» **INPUT RECORDS**
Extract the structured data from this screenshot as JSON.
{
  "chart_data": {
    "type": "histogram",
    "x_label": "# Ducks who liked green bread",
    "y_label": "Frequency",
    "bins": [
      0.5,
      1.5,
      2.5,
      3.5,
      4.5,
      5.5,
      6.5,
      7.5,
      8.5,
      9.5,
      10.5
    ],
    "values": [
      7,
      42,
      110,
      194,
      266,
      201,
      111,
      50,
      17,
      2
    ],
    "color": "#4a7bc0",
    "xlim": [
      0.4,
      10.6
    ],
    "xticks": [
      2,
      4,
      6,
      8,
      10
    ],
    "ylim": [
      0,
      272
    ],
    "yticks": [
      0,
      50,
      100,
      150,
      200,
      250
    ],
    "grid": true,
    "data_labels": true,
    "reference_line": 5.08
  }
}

» **EXERCISE DESCRIPTION**
Reproduce the material verbatim, line by line.

» **EXPECTED OUTPUT**
Extract the structured data from this screenshot as JSON.
{
  "chart_data": {
    "type": "histogram",
    "x_label": "# Ducks who liked green bread",
    "y_label": "Frequency",
    "bins": [
      0.5,
      1.5,
      2.5,
      3.5,
      4.5,
      5.5,
      6.5,
      7.5,
      8.5,
      9.5,
      10.5
    ],
    "values": [
      7,
      42,
      110,
      194,
      266,
      201,
      111,
      50,
      17,
      2
    ],
    "color": "#4a7bc0",
    "xlim": [
      0.4,
      10.6
    ],
    "xticks": [
      2,
      4,
      6,
      8,
      10
    ],
    "ylim": [
      0,
      272
    ],
    "yticks": [
      0,
      50,
      100,
      150,
      200,
      250
    ],
    "grid": true,
    "data_labels": true,
    "reference_line": 5.08
  }
}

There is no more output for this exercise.